- **Problem statement**
Write each line out exactly, leaving none out.

[Recorded data]
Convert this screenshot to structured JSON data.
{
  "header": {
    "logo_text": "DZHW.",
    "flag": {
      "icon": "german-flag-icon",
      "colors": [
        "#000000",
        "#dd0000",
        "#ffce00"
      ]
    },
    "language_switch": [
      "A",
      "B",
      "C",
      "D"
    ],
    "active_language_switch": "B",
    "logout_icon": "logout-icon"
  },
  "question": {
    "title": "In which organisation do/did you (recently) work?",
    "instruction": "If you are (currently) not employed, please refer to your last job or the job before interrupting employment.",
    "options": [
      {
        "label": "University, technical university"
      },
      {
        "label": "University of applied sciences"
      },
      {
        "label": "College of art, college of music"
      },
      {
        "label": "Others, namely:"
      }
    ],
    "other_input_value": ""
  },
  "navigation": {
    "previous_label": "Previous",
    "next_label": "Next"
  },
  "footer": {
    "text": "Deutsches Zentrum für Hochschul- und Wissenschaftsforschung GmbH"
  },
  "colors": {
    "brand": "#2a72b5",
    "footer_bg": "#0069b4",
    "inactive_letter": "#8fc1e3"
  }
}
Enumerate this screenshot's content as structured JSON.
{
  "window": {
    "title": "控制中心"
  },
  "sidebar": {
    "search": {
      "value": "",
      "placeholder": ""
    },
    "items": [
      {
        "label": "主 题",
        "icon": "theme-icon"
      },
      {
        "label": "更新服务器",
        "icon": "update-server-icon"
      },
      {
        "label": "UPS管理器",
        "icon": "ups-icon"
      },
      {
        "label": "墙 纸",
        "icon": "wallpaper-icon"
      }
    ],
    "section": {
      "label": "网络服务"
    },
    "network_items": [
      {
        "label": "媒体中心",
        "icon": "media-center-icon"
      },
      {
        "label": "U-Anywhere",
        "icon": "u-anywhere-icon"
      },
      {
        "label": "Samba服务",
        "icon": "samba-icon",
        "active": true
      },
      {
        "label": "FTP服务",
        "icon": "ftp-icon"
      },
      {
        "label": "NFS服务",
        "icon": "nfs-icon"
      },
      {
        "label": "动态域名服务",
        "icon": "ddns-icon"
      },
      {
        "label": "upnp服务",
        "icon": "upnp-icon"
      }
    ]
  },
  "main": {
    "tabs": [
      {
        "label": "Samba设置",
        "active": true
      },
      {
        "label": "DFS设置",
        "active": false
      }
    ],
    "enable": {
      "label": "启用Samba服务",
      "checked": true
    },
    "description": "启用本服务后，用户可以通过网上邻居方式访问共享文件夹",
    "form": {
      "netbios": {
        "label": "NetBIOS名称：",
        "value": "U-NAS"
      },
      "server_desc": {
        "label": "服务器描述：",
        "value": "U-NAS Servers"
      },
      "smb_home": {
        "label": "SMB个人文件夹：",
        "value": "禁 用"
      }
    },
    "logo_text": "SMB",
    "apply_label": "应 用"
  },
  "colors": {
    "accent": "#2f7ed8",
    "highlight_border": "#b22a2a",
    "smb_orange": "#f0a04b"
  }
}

- **Full answer**
Convert this screenshot to structured JSON data.
{
  "header": {
    "logo_text": "DZHW.",
    "flag": {
      "icon": "german-flag-icon",
      "colors": [
        "#000000",
        "#dd0000",
        "#ffce00"
      ]
    },
    "language_switch": [
      "A",
      "B",
      "C",
      "D"
    ],
    "active_language_switch": "B",
    "logout_icon": "logout-icon"
  },
  "question": {
    "title": "In which organisation do/did you (recently) work?",
    "instruction": "If you are (currently) not employed, please refer to your last job or the job before interrupting employment.",
    "options": [
      {
        "label": "University, technical university"
      },
      {
        "label": "University of applied sciences"
      },
      {
        "label": "College of art, college of music"
      },
      {
        "label": "Others, namely:"
      }
    ],
    "other_input_value": ""
  },
  "navigation": {
    "previous_label": "Previous",
    "next_label": "Next"
  },
  "footer": {
    "text": "Deutsches Zentrum für Hochschul- und Wissenschaftsforschung GmbH"
  },
  "colors": {
    "brand": "#2a72b5",
    "footer_bg": "#0069b4",
    "inactive_letter": "#8fc1e3"
  }
}
Enumerate this screenshot's content as structured JSON.
{
  "window": {
    "title": "控制中心"
  },
  "sidebar": {
    "search": {
      "value": "",
      "placeholder": ""
    },
    "items": [
      {
        "label": "主 题",
        "icon": "theme-icon"
      },
      {
        "label": "更新服务器",
        "icon": "update-server-icon"
      },
      {
        "label": "UPS管理器",
        "icon": "ups-icon"
      },
      {
        "label": "墙 纸",
        "icon": "wallpaper-icon"
      }
    ],
    "section": {
      "label": "网络服务"
    },
    "network_items": [
      {
        "label": "媒体中心",
        "icon": "media-center-icon"
      },
      {
        "label": "U-Anywhere",
        "icon": "u-anywhere-icon"
      },
      {
        "label": "Samba服务",
        "icon": "samba-icon",
        "active": true
      },
      {
        "label": "FTP服务",
        "icon": "ftp-icon"
      },
      {
        "label": "NFS服务",
        "icon": "nfs-icon"
      },
      {
        "label": "动态域名服务",
        "icon": "ddns-icon"
      },
      {
        "label": "upnp服务",
        "icon": "upnp-icon"
      }
    ]
  },
  "main": {
    "tabs": [
      {
        "label": "Samba设置",
        "active": true
      },
      {
        "label": "DFS设置",
        "active": false
      }
    ],
    "enable": {
      "label": "启用Samba服务",
      "checked": true
    },
    "description": "启用本服务后，用户可以通过网上邻居方式访问共享文件夹",
    "form": {
      "netbios": {
        "label": "NetBIOS名称：",
        "value": "U-NAS"
      },
      "server_desc": {
        "label": "服务器描述：",
        "value": "U-NAS Servers"
      },
      "smb_home": {
        "label": "SMB个人文件夹：",
        "value": "禁 用"
      }
    },
    "logo_text": "SMB",
    "apply_label": "应 用"
  },
  "colors": {
    "accent": "#2f7ed8",
    "highlight_border": "#b22a2a",
    "smb_orange": "#f0a04b"
  }
}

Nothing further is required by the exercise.